_任务要求_
在这段关于处理文本和分类属性的所给文本中，为避免用数字标记类别而引入不需要的大小关系，建议改用哪种编码？

X = imputer.transform(housing_num)
# 将DataFrame存到housing_tr中
housing_tr = pd.DataFrame(X, columns=housing_num.columns)
[-1.18510000e+02 3.42600000e+01 2.90000000e+01 2.11950000e+03
4.33000000e+02 1.16400000e+03 4.08000000e+02 3.54090000e+00
5.23228423e+00 2.03031374e-01 2.81765270e+00]
[-1.18510000e+02 3.42600000e+01 2.90000000e+01 2.11950000e+03
4.33000000e+02 1.16400000e+03 4.08000000e+02 3.54090000e+00
5.23228423e+00 2.03031374e-01 2.81765270e+00]
5.2 处理文本和分类属性
5.21 使用转换器将ocean属性的文本属性转化为数值属性
from sklearn.preprocessing import LabelEncoder
encode = LabelEncoder() # 创建转换器对象
housing_cat = housing["ocean_proximity"]
housing_cat_encoded = encode.fit_transform(housing_cat) # 使用转换器转换
# print(housing_cat_encoded)
# print(encode.classes_) # 其实转换器的使用和清洗器imputer是一样的,sklearn内部api具有很强的一致性
- 使用数据转换之后会发现,原本ocean里面的文本数据只是用来标记类别的,转换器转换之后,类别之间有了大小的关系而这样的大小关系是没有需要的,所以单纯用1234等来标记类别通常是不合理的。分类器做分类时,往往会认为这样的数据是连续并且有序的,用012345来表示各个类别之间关系与原来的关系不一样了。所以这里可以使用独热编码
# 使用独热编码
from sklearn.preprocessing import OneHotEncoder
encode = OneHotEncoder(categories='auto')

_提取数据行_
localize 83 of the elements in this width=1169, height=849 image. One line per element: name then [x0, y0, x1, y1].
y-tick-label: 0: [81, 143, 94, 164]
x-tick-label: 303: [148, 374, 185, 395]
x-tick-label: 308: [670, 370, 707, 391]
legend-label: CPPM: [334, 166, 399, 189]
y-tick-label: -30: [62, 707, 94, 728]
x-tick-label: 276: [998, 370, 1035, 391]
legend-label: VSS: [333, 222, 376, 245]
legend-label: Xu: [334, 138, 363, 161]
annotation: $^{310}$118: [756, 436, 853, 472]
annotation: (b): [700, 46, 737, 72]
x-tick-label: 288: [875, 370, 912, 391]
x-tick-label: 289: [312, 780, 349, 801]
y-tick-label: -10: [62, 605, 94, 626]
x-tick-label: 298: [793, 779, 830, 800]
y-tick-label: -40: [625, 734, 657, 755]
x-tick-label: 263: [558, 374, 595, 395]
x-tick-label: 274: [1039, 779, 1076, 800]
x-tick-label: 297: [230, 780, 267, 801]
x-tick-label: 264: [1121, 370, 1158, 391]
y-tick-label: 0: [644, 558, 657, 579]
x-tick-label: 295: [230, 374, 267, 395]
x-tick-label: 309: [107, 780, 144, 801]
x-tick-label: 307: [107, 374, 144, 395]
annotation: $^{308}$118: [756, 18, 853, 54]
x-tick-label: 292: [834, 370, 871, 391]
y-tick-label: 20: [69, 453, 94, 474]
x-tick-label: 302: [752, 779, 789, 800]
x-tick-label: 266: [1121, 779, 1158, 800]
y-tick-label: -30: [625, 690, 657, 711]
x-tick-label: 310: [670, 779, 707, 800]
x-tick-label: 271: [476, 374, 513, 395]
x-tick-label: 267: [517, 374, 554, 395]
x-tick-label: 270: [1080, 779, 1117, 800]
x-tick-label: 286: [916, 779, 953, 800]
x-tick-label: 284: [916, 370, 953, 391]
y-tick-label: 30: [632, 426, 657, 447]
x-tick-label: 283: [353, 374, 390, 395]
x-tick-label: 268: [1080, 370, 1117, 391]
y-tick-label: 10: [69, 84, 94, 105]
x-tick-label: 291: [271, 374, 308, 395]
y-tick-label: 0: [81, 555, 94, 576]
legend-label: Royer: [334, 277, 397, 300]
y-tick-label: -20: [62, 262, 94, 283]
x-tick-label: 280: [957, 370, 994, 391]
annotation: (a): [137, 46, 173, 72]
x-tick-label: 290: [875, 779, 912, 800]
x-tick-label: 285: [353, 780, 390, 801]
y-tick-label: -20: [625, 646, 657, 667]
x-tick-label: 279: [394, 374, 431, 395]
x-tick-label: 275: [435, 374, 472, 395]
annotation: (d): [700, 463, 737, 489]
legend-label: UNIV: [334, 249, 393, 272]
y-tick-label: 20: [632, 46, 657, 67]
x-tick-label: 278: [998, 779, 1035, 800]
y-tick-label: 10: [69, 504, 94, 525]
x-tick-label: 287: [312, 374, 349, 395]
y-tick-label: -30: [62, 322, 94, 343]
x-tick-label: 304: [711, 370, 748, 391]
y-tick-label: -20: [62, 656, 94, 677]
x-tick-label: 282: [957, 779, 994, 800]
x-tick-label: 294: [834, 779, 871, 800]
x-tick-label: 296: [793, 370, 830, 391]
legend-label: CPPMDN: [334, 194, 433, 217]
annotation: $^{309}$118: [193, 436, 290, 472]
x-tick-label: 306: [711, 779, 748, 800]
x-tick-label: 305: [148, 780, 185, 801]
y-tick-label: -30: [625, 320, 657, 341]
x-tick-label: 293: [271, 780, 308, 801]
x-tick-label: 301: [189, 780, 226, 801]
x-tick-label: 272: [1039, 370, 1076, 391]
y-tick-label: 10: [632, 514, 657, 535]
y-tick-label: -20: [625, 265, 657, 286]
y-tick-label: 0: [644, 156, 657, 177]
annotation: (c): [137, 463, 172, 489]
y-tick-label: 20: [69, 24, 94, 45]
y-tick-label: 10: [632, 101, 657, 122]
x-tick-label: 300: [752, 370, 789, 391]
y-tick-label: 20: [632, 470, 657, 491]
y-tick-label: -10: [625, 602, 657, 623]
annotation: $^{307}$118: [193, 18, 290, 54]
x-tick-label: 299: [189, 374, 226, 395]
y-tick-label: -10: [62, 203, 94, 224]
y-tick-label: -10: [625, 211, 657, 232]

_参考答案_
独热编码（OneHotEncoder）。